Set problem ▸ Repeat the lines that follow, leaving nothing out.

►

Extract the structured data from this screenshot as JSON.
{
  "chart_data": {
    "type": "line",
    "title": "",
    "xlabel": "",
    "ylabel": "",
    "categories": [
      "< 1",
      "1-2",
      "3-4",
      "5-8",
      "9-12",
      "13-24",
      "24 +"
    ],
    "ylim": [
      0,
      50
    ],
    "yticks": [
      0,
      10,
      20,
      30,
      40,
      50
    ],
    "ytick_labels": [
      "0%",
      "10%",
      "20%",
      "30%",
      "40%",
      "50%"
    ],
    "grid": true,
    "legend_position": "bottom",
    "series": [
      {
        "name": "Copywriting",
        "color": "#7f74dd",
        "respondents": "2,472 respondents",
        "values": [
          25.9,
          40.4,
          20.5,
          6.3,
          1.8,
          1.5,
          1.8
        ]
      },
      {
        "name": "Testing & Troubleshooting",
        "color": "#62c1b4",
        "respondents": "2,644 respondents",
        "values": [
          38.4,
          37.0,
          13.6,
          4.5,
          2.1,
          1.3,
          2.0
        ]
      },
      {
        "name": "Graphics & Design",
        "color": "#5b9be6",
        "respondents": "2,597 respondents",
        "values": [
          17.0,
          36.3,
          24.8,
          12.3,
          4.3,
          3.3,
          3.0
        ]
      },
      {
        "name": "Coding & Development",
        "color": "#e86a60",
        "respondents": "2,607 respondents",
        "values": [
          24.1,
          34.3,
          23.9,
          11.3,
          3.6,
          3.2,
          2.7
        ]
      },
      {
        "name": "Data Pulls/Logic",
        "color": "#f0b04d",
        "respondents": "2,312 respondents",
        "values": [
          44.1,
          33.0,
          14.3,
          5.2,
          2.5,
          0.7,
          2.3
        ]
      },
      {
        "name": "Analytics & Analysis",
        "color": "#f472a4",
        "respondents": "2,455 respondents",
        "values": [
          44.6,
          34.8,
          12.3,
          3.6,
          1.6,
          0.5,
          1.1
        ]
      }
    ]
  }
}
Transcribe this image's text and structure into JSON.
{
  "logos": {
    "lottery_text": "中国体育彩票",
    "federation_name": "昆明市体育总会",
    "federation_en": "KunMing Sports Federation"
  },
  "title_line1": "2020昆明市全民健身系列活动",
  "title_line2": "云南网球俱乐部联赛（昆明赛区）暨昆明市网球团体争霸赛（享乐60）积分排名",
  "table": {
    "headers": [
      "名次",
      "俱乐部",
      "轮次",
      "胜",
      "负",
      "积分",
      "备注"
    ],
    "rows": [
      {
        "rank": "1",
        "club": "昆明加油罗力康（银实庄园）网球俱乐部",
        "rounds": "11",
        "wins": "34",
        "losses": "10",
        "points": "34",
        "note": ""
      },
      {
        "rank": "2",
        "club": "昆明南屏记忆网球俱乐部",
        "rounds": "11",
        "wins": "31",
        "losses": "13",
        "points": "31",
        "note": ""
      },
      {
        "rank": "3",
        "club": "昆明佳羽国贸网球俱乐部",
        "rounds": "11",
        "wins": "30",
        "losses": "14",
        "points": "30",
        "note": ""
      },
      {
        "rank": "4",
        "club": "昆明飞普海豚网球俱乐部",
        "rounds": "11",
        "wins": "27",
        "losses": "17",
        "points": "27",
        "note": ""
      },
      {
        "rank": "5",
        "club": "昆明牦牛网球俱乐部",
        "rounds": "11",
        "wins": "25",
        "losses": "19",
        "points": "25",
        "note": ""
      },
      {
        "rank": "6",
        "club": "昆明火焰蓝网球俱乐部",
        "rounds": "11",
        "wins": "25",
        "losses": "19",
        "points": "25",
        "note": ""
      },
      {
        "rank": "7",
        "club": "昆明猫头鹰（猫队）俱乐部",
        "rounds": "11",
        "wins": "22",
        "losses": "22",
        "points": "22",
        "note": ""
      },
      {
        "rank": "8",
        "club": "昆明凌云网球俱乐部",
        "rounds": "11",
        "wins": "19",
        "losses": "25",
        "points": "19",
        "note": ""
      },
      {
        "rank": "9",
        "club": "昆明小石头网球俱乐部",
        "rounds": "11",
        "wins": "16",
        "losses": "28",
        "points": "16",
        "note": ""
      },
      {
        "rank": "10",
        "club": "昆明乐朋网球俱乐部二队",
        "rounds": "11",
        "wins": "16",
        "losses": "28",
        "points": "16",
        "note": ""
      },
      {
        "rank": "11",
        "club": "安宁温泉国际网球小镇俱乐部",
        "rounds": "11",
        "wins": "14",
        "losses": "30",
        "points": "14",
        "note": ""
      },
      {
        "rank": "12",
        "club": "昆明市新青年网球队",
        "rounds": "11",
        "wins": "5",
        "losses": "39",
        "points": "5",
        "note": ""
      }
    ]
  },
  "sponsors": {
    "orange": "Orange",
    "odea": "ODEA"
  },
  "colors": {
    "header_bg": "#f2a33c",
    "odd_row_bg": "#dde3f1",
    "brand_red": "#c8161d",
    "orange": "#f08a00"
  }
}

◄

Solution for this problem ▸
Extract the structured data from this screenshot as JSON.
{
  "chart_data": {
    "type": "line",
    "title": "",
    "xlabel": "",
    "ylabel": "",
    "categories": [
      "< 1",
      "1-2",
      "3-4",
      "5-8",
      "9-12",
      "13-24",
      "24 +"
    ],
    "ylim": [
      0,
      50
    ],
    "yticks": [
      0,
      10,
      20,
      30,
      40,
      50
    ],
    "ytick_labels": [
      "0%",
      "10%",
      "20%",
      "30%",
      "40%",
      "50%"
    ],
    "grid": true,
    "legend_position": "bottom",
    "series": [
      {
        "name": "Copywriting",
        "color": "#7f74dd",
        "respondents": "2,472 respondents",
        "values": [
          25.9,
          40.4,
          20.5,
          6.3,
          1.8,
          1.5,
          1.8
        ]
      },
      {
        "name": "Testing & Troubleshooting",
        "color": "#62c1b4",
        "respondents": "2,644 respondents",
        "values": [
          38.4,
          37.0,
          13.6,
          4.5,
          2.1,
          1.3,
          2.0
        ]
      },
      {
        "name": "Graphics & Design",
        "color": "#5b9be6",
        "respondents": "2,597 respondents",
        "values": [
          17.0,
          36.3,
          24.8,
          12.3,
          4.3,
          3.3,
          3.0
        ]
      },
      {
        "name": "Coding & Development",
        "color": "#e86a60",
        "respondents": "2,607 respondents",
        "values": [
          24.1,
          34.3,
          23.9,
          11.3,
          3.6,
          3.2,
          2.7
        ]
      },
      {
        "name": "Data Pulls/Logic",
        "color": "#f0b04d",
        "respondents": "2,312 respondents",
        "values": [
          44.1,
          33.0,
          14.3,
          5.2,
          2.5,
          0.7,
          2.3
        ]
      },
      {
        "name": "Analytics & Analysis",
        "color": "#f472a4",
        "respondents": "2,455 respondents",
        "values": [
          44.6,
          34.8,
          12.3,
          3.6,
          1.6,
          0.5,
          1.1
        ]
      }
    ]
  }
}
Transcribe this image's text and structure into JSON.
{
  "logos": {
    "lottery_text": "中国体育彩票",
    "federation_name": "昆明市体育总会",
    "federation_en": "KunMing Sports Federation"
  },
  "title_line1": "2020昆明市全民健身系列活动",
  "title_line2": "云南网球俱乐部联赛（昆明赛区）暨昆明市网球团体争霸赛（享乐60）积分排名",
  "table": {
    "headers": [
      "名次",
      "俱乐部",
      "轮次",
      "胜",
      "负",
      "积分",
      "备注"
    ],
    "rows": [
      {
        "rank": "1",
        "club": "昆明加油罗力康（银实庄园）网球俱乐部",
        "rounds": "11",
        "wins": "34",
        "losses": "10",
        "points": "34",
        "note": ""
      },
      {
        "rank": "2",
        "club": "昆明南屏记忆网球俱乐部",
        "rounds": "11",
        "wins": "31",
        "losses": "13",
        "points": "31",
        "note": ""
      },
      {
        "rank": "3",
        "club": "昆明佳羽国贸网球俱乐部",
        "rounds": "11",
        "wins": "30",
        "losses": "14",
        "points": "30",
        "note": ""
      },
      {
        "rank": "4",
        "club": "昆明飞普海豚网球俱乐部",
        "rounds": "11",
        "wins": "27",
        "losses": "17",
        "points": "27",
        "note": ""
      },
      {
        "rank": "5",
        "club": "昆明牦牛网球俱乐部",
        "rounds": "11",
        "wins": "25",
        "losses": "19",
        "points": "25",
        "note": ""
      },
      {
        "rank": "6",
        "club": "昆明火焰蓝网球俱乐部",
        "rounds": "11",
        "wins": "25",
        "losses": "19",
        "points": "25",
        "note": ""
      },
      {
        "rank": "7",
        "club": "昆明猫头鹰（猫队）俱乐部",
        "rounds": "11",
        "wins": "22",
        "losses": "22",
        "points": "22",
        "note": ""
      },
      {
        "rank": "8",
        "club": "昆明凌云网球俱乐部",
        "rounds": "11",
        "wins": "19",
        "losses": "25",
        "points": "19",
        "note": ""
      },
      {
        "rank": "9",
        "club": "昆明小石头网球俱乐部",
        "rounds": "11",
        "wins": "16",
        "losses": "28",
        "points": "16",
        "note": ""
      },
      {
        "rank": "10",
        "club": "昆明乐朋网球俱乐部二队",
        "rounds": "11",
        "wins": "16",
        "losses": "28",
        "points": "16",
        "note": ""
      },
      {
        "rank": "11",
        "club": "安宁温泉国际网球小镇俱乐部",
        "rounds": "11",
        "wins": "14",
        "losses": "30",
        "points": "14",
        "note": ""
      },
      {
        "rank": "12",
        "club": "昆明市新青年网球队",
        "rounds": "11",
        "wins": "5",
        "losses": "39",
        "points": "5",
        "note": ""
      }
    ]
  },
  "sponsors": {
    "orange": "Orange",
    "odea": "ODEA"
  },
  "colors": {
    "header_bg": "#f2a33c",
    "odd_row_bg": "#dde3f1",
    "brand_red": "#c8161d",
    "orange": "#f08a00"
  }
}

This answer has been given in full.